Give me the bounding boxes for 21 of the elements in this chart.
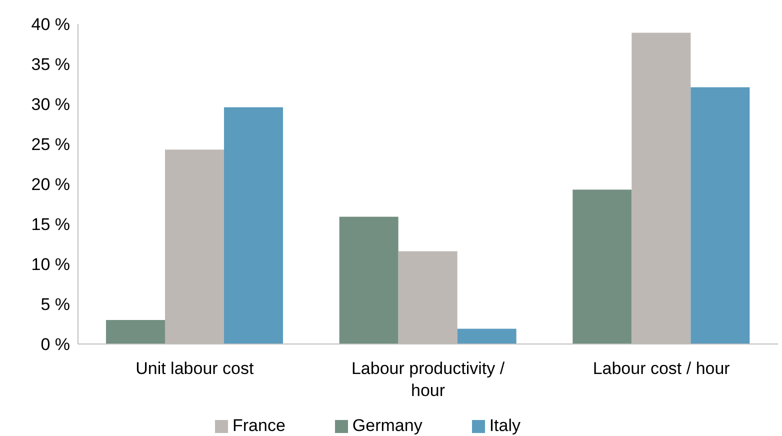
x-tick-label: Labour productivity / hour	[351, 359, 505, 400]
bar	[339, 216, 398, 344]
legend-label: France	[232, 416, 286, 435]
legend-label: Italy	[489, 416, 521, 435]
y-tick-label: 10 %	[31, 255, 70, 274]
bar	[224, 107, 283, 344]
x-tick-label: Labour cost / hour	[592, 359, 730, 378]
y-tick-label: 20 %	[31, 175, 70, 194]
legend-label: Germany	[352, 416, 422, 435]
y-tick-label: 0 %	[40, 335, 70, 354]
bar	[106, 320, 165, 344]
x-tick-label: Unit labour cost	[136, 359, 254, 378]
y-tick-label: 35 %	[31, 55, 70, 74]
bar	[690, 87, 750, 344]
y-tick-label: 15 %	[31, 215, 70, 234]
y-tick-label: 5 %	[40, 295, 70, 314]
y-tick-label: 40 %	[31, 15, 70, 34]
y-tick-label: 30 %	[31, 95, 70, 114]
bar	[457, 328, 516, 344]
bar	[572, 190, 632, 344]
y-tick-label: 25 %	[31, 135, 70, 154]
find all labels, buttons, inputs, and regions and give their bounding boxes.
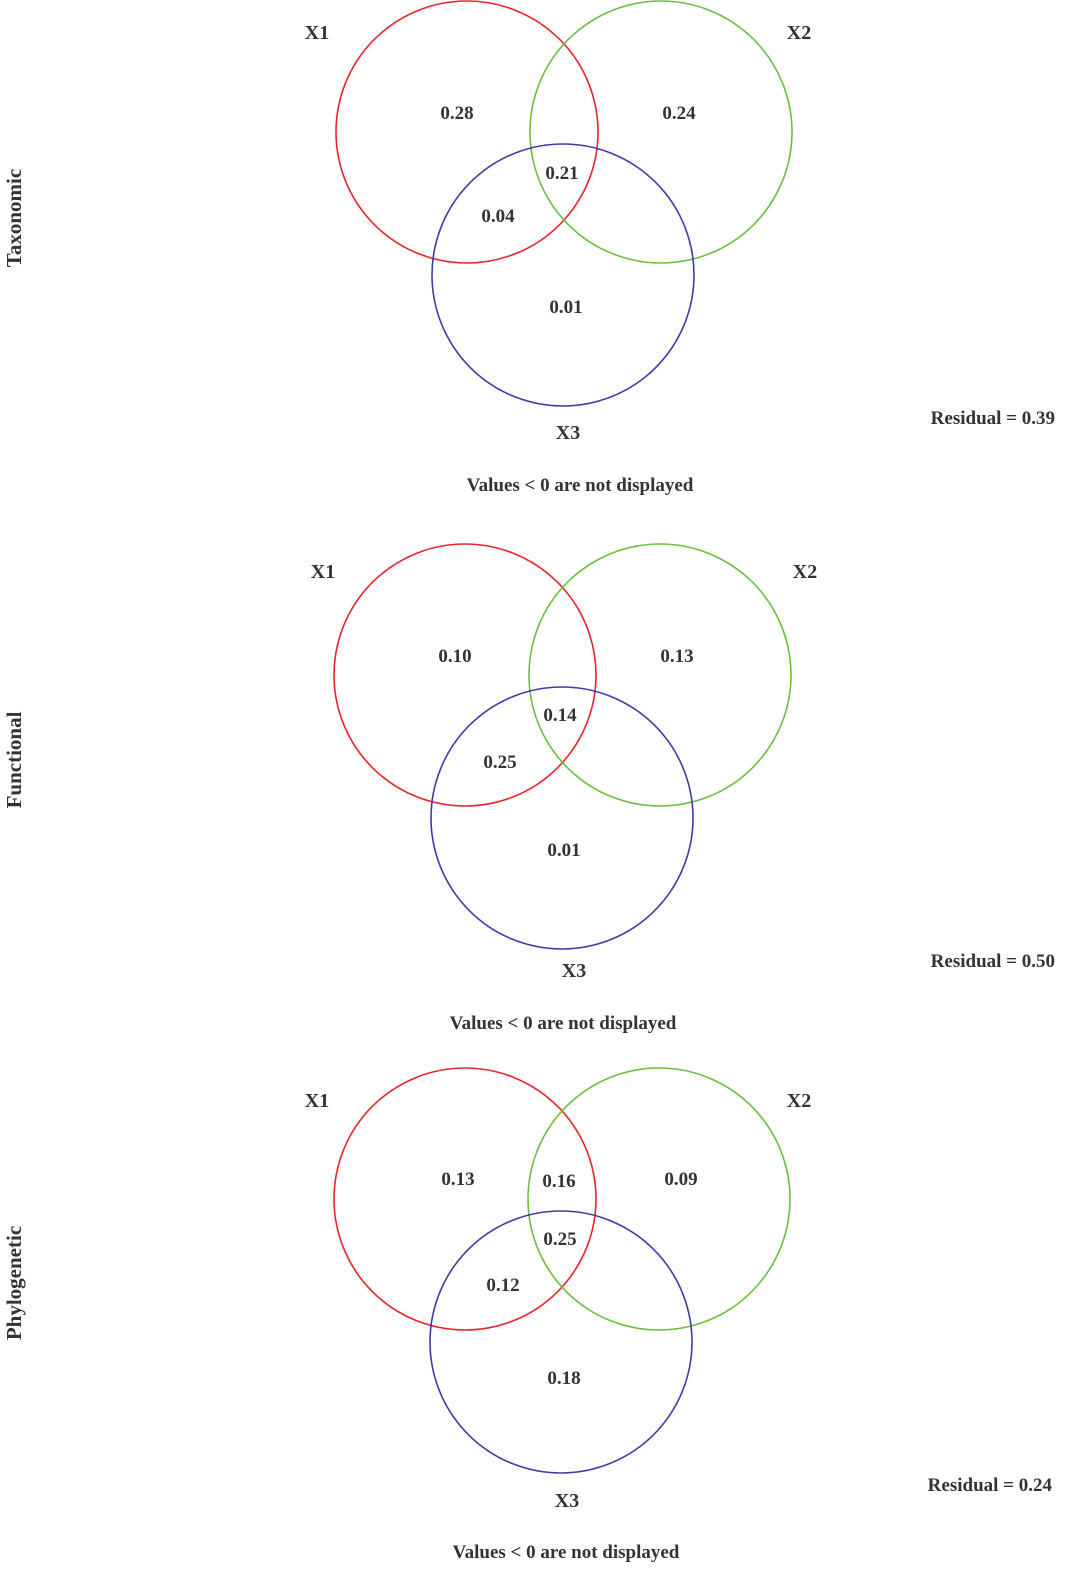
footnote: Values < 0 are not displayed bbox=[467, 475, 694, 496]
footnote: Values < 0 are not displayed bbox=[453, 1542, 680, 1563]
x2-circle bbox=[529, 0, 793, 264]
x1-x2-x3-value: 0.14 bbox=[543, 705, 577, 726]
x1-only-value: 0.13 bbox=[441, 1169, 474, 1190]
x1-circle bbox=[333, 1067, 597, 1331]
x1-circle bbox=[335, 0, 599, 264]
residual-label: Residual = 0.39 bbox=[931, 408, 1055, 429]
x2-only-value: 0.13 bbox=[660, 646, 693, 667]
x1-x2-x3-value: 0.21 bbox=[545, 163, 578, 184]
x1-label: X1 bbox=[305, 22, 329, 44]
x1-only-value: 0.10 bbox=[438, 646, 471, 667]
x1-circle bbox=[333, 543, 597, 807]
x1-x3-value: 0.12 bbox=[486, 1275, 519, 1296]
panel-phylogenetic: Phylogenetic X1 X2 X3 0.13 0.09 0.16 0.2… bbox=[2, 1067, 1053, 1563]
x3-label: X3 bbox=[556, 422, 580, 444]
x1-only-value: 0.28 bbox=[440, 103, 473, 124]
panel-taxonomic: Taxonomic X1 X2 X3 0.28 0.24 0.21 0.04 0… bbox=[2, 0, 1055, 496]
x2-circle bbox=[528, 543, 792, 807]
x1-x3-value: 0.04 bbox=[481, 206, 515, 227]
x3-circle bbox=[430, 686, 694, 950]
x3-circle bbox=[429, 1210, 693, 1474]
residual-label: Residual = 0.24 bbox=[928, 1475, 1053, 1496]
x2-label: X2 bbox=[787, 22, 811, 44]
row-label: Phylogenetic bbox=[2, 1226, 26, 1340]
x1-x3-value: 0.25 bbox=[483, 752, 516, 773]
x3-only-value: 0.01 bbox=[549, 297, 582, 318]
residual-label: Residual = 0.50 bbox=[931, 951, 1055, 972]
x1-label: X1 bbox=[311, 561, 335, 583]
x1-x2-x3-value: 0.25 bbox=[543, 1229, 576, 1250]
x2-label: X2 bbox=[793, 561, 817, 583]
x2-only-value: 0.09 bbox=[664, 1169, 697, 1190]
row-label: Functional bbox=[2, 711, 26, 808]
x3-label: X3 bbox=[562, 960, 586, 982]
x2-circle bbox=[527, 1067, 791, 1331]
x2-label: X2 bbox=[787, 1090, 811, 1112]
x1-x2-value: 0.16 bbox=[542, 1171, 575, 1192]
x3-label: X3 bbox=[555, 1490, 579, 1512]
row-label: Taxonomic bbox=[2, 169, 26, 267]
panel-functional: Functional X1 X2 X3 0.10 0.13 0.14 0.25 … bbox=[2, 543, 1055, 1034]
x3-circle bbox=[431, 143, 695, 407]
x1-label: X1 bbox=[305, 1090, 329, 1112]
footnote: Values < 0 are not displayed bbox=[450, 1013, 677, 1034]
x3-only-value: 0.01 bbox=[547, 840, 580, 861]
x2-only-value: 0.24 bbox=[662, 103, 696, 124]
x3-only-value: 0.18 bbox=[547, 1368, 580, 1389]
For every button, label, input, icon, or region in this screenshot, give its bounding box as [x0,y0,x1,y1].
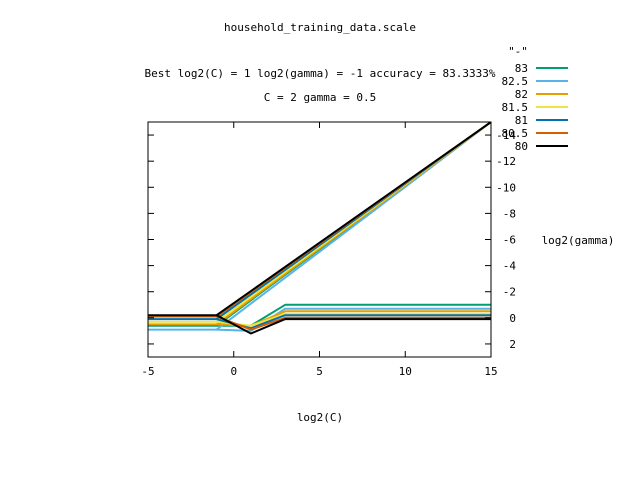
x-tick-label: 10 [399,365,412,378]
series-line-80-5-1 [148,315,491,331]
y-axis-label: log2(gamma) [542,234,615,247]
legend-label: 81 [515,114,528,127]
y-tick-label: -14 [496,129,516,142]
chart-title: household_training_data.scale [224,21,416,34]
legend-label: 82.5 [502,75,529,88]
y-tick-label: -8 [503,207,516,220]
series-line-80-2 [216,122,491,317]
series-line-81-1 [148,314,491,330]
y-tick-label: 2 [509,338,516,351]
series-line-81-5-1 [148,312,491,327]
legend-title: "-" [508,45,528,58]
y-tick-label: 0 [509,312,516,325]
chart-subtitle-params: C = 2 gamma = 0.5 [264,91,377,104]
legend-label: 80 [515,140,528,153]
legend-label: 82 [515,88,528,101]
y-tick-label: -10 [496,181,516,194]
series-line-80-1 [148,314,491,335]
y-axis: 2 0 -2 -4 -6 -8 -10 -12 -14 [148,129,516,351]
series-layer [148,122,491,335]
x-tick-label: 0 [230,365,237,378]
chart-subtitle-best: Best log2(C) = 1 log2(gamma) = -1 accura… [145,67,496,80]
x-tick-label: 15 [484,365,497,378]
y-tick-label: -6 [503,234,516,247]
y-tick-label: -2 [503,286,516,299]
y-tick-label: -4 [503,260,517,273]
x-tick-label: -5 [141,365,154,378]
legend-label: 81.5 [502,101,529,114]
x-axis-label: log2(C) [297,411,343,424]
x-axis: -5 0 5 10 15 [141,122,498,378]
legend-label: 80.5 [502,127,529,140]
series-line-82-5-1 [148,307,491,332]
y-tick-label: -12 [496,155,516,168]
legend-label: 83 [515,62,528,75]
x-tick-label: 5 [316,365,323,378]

### 課題内容
「x-tick-label: Labour productivity」を含む行から「find all labels, buttons, inputs, and」を含む行までを、「Germany」を「Spain」に置き換えて書き直してください。ほかの部分は変えないでください。

### 解答
x-tick-label: Labour productivity / hour	[351, 359, 505, 400]
bar	[339, 216, 398, 344]
legend-label: France	[232, 416, 286, 435]
legend-label: Italy	[489, 416, 521, 435]
y-tick-label: 10 %	[31, 255, 70, 274]
bar	[224, 107, 283, 344]
x-tick-label: Labour cost / hour	[592, 359, 730, 378]
y-tick-label: 20 %	[31, 175, 70, 194]
legend-label: Spain	[352, 416, 422, 435]
y-tick-label: 0 %	[40, 335, 70, 354]
bar	[106, 320, 165, 344]
x-tick-label: Unit labour cost	[136, 359, 254, 378]
y-tick-label: 35 %	[31, 55, 70, 74]
bar	[690, 87, 750, 344]
y-tick-label: 15 %	[31, 215, 70, 234]
y-tick-label: 5 %	[40, 295, 70, 314]
y-tick-label: 40 %	[31, 15, 70, 34]
y-tick-label: 30 %	[31, 95, 70, 114]
bar	[457, 328, 516, 344]
bar	[572, 190, 632, 344]
y-tick-label: 25 %	[31, 135, 70, 154]
find all labels, buttons, inputs, and regions and give their bounding boxes.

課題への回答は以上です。